- _Ejercicio propuesto A_
Traduce al inglés esta oración del fragmento sobre la ciencia y los conceptos: «Como hemos visto, en la construcción de los conceptos participó primero el lenguaje y posteriormente la ciencia.»
- _Ejercicio propuesto B_
Resume en dos oraciones el fragmento sobre la ciencia y los conceptos.

- _Texto fuente_

>>>>>

Como hemos visto, en la construcción de los conceptos participó primero el lenguaje y posteriormente la ciencia. Así como la abeja construye las celdas del panal y, al mismo tiempo, las llena de miel, así ha trabajado incesantemente la ciencia en la construcción de ese gran columnario de los conceptos, en el sepulcro de la percepción sensorial, construyendo siempre nuevos y más altos niveles, apuntalando, depurando y renovando las celdas y, sobre todo, esforzándose por dar contenido a ese entramado sobrepuesto de manera colosal y ordenar, dentro de él, todo el mundo empírico; es decir, antropomórfico. Si el hombre actuante busca vincular su vida con la razón y sus conceptos, para evitar ser arrastrado y no perderse a sí mismo, el investigador construye su cabaña justo al lado de la torre de la ciencia, para poder colaborar en ella y encontrar, él mismo, protección bajo ese bastión disponible. Y ciertamente necesita de esa protección, porque hay fuerzas terribles que lo acosan constantemente y que contraponen a la verdad científica otras "verdades", conformadas de una manera totalmente distinta y con los signos más variados.

<<<<<

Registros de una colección
>>>>>

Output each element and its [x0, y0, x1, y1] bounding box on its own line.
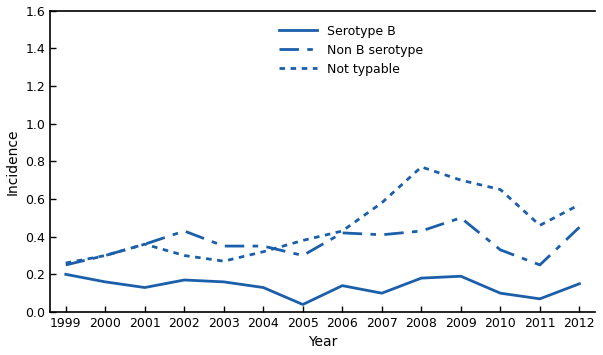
Legend: Serotype B, Non B serotype, Not typable: Serotype B, Non B serotype, Not typable — [274, 20, 428, 81]
Y-axis label: Incidence: Incidence — [5, 128, 19, 195]
X-axis label: Year: Year — [308, 335, 337, 349]
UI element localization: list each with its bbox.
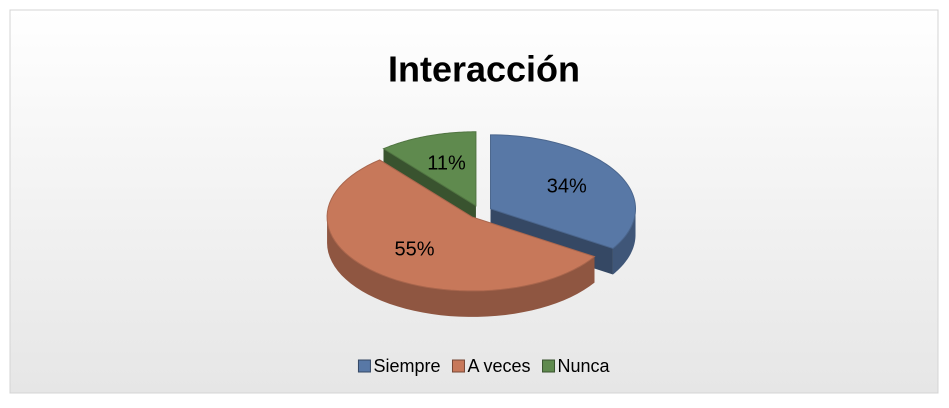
legend-label: Siempre bbox=[373, 356, 440, 376]
pie-tops bbox=[326, 131, 637, 292]
chart-title: Interacción bbox=[388, 49, 580, 90]
legend-swatch bbox=[357, 359, 371, 373]
pie-slice bbox=[326, 159, 596, 292]
data-label: 55% bbox=[395, 239, 435, 261]
legend-item: Nunca bbox=[542, 356, 611, 376]
legend-label: A veces bbox=[467, 356, 530, 376]
legend-item: Siempre bbox=[357, 356, 440, 376]
pie-slice bbox=[490, 134, 637, 250]
legend-label: Nunca bbox=[558, 356, 611, 376]
data-label: 34% bbox=[547, 176, 587, 198]
legend-swatch bbox=[451, 359, 465, 373]
slice-side bbox=[612, 208, 636, 275]
pie-slice bbox=[382, 131, 477, 207]
legend-item: A veces bbox=[451, 356, 531, 376]
data-label: 11% bbox=[427, 152, 466, 174]
legend-swatch bbox=[542, 359, 556, 373]
slice-side bbox=[327, 216, 595, 317]
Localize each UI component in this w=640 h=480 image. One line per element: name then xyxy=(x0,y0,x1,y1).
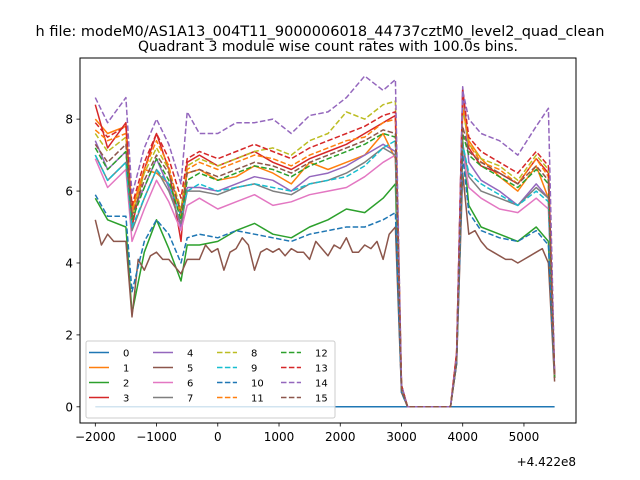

<<<<<

- _Solución desarrollada A_
As we have seen, language took part first in the construction of concepts, and science later.

- _Solución desarrollada B_
Primero el lenguaje y después la ciencia participaron en la construcción de los conceptos, y la ciencia ha trabajado sin descanso en ese gran edificio conceptual, ampliándolo, renovándolo y procurando ordenar dentro de él todo el mundo empírico. El investigador construye su cabaña junto a la torre de la ciencia para colaborar en ella y protegerse, porque lo acosan fuerzas terribles que oponen a la verdad científica otras «verdades» de naturaleza muy distinta.